-- Start EXERCISE MATERIALS --

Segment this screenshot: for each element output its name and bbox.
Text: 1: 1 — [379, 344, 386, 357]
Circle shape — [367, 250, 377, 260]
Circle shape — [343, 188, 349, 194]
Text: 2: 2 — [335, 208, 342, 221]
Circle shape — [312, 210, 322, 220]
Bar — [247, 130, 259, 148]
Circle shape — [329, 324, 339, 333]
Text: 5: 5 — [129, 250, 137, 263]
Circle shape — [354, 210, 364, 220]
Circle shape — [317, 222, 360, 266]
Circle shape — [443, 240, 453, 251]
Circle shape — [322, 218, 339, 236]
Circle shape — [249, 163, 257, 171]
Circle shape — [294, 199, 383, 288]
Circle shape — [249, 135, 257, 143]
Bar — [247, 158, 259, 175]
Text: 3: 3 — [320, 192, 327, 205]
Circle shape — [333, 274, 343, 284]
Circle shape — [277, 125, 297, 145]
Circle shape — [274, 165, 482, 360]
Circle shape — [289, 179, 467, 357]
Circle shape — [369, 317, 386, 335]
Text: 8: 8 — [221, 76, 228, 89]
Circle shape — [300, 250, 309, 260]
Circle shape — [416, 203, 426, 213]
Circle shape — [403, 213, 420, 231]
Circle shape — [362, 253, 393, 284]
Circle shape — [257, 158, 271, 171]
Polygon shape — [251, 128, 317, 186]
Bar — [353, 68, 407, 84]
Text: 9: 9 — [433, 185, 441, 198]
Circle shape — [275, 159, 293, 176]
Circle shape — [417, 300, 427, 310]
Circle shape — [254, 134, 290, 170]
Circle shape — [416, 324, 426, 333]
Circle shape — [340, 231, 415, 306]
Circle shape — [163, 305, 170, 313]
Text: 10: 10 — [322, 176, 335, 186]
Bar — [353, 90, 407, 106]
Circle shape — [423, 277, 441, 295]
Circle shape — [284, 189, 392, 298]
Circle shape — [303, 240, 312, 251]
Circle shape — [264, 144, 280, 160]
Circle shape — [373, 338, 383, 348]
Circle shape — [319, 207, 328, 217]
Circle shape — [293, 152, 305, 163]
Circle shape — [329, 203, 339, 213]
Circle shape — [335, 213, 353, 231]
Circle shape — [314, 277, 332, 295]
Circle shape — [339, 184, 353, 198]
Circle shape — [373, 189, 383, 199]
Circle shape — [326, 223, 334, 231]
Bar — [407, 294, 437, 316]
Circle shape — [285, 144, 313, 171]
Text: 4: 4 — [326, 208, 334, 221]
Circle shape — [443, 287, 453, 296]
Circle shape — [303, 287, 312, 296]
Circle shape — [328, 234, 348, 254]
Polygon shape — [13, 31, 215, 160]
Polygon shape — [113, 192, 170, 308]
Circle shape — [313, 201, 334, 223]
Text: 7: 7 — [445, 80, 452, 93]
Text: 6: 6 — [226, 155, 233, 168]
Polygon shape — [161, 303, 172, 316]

-- End EXERCISE MATERIALS --

Copy every entry above word for word, keeping each line in its original order.

Segment this screenshot: for each element output its name and bbox.
Text: 1: 1 — [379, 344, 386, 357]
Circle shape — [367, 250, 377, 260]
Circle shape — [343, 188, 349, 194]
Text: 2: 2 — [335, 208, 342, 221]
Circle shape — [312, 210, 322, 220]
Bar — [247, 130, 259, 148]
Circle shape — [329, 324, 339, 333]
Text: 5: 5 — [129, 250, 137, 263]
Circle shape — [354, 210, 364, 220]
Circle shape — [317, 222, 360, 266]
Circle shape — [443, 240, 453, 251]
Circle shape — [322, 218, 339, 236]
Circle shape — [249, 163, 257, 171]
Circle shape — [294, 199, 383, 288]
Circle shape — [249, 135, 257, 143]
Bar — [247, 158, 259, 175]
Text: 3: 3 — [320, 192, 327, 205]
Circle shape — [333, 274, 343, 284]
Circle shape — [277, 125, 297, 145]
Circle shape — [274, 165, 482, 360]
Circle shape — [289, 179, 467, 357]
Circle shape — [369, 317, 386, 335]
Text: 8: 8 — [221, 76, 228, 89]
Circle shape — [300, 250, 309, 260]
Circle shape — [416, 203, 426, 213]
Circle shape — [403, 213, 420, 231]
Circle shape — [362, 253, 393, 284]
Circle shape — [257, 158, 271, 171]
Polygon shape — [251, 128, 317, 186]
Bar — [353, 68, 407, 84]
Text: 9: 9 — [433, 185, 441, 198]
Circle shape — [275, 159, 293, 176]
Circle shape — [417, 300, 427, 310]
Circle shape — [254, 134, 290, 170]
Circle shape — [416, 324, 426, 333]
Circle shape — [340, 231, 415, 306]
Circle shape — [163, 305, 170, 313]
Text: 10: 10 — [322, 176, 335, 186]
Bar — [353, 90, 407, 106]
Circle shape — [423, 277, 441, 295]
Circle shape — [284, 189, 392, 298]
Circle shape — [303, 240, 312, 251]
Circle shape — [264, 144, 280, 160]
Circle shape — [373, 338, 383, 348]
Circle shape — [319, 207, 328, 217]
Circle shape — [293, 152, 305, 163]
Circle shape — [329, 203, 339, 213]
Circle shape — [335, 213, 353, 231]
Circle shape — [314, 277, 332, 295]
Circle shape — [339, 184, 353, 198]
Circle shape — [373, 189, 383, 199]
Circle shape — [326, 223, 334, 231]
Bar — [407, 294, 437, 316]
Circle shape — [285, 144, 313, 171]
Text: 4: 4 — [326, 208, 334, 221]
Circle shape — [443, 287, 453, 296]
Circle shape — [303, 287, 312, 296]
Circle shape — [328, 234, 348, 254]
Polygon shape — [13, 31, 215, 160]
Polygon shape — [113, 192, 170, 308]
Circle shape — [313, 201, 334, 223]
Text: 7: 7 — [445, 80, 452, 93]
Text: 6: 6 — [226, 155, 233, 168]
Polygon shape — [161, 303, 172, 316]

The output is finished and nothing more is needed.